§ **TASK TO COMPLETE**: Select each line where the word "numbers" appears.

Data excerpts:
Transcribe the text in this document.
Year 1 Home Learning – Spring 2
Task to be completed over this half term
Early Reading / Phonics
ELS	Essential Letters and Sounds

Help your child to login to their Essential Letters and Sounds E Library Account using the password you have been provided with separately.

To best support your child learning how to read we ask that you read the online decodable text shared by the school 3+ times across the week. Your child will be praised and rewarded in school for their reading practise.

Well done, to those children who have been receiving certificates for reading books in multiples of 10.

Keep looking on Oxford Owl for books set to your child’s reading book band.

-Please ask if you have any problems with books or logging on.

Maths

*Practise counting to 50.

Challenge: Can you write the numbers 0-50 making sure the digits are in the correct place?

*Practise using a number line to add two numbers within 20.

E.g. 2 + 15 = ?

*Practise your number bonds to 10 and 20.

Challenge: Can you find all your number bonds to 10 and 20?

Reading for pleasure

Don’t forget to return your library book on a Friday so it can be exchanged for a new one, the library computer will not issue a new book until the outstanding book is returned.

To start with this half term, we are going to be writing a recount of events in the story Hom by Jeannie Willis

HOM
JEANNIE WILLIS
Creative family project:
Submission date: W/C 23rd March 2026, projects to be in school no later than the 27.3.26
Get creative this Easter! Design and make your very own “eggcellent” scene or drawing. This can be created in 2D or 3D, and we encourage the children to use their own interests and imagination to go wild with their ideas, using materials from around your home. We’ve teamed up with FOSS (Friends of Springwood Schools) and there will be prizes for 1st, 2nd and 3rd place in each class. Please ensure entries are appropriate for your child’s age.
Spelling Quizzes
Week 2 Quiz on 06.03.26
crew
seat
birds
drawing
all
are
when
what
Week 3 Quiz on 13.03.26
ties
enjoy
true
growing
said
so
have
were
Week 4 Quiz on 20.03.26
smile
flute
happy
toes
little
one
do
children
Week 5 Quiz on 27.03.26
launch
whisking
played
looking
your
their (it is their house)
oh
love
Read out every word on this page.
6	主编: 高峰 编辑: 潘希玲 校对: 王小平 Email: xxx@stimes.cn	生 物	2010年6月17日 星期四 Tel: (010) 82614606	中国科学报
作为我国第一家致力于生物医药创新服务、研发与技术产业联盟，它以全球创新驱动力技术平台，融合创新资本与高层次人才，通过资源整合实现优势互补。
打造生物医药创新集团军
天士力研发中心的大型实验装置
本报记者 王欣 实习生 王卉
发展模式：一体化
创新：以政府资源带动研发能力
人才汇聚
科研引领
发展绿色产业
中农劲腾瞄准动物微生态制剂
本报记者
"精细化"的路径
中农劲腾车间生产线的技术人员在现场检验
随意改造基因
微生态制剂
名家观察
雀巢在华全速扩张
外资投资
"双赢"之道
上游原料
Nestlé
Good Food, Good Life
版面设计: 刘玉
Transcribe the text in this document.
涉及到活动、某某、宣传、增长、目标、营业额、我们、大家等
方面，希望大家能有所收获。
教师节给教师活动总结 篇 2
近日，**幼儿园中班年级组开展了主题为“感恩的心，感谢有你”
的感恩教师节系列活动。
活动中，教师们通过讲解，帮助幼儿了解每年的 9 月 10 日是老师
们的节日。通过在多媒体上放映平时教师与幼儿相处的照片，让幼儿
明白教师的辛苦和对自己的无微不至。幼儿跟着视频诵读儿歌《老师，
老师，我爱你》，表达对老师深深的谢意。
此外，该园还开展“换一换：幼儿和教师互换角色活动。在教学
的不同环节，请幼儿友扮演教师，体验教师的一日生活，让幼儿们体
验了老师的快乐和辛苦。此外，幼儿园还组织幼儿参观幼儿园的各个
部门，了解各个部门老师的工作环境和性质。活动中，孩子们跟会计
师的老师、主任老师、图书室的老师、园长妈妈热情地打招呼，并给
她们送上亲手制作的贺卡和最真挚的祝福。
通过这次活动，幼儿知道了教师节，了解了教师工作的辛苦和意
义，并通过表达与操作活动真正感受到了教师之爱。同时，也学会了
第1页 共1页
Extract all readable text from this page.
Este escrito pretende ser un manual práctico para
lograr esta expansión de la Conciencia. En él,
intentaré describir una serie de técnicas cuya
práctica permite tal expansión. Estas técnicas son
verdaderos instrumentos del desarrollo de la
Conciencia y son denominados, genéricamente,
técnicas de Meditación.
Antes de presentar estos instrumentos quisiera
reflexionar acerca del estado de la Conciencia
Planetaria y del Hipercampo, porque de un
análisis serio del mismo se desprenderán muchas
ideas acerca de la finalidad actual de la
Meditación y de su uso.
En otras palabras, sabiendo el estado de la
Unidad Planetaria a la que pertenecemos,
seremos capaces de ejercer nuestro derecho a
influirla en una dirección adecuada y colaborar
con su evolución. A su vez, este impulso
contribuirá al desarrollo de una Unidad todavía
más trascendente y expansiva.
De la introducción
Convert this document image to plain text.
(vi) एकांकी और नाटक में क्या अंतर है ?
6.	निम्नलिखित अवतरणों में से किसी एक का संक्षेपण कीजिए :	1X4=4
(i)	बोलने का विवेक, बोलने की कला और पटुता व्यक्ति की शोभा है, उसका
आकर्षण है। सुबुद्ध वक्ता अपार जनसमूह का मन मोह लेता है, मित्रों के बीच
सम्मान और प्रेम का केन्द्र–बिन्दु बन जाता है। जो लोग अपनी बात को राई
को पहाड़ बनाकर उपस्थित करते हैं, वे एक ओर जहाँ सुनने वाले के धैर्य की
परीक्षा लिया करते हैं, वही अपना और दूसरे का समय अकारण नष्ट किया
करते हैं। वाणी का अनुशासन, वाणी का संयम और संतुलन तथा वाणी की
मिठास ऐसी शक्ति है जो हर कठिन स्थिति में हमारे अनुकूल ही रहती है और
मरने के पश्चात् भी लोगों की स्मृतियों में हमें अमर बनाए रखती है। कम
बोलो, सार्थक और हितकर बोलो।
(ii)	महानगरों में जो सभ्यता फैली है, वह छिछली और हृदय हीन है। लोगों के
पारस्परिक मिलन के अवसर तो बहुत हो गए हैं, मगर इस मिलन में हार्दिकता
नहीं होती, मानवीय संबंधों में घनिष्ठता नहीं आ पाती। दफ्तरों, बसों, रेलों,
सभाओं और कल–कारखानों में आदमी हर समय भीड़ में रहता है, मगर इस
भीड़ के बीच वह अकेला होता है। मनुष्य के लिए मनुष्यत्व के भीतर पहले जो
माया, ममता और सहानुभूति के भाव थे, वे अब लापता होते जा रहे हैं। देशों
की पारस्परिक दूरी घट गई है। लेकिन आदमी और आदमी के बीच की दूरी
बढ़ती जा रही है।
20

§ **REPLY**:
Challenge: Can you write the numbers 0-50 making sure the digits are in the correct place?
*Practise using a number line to add two numbers within 20.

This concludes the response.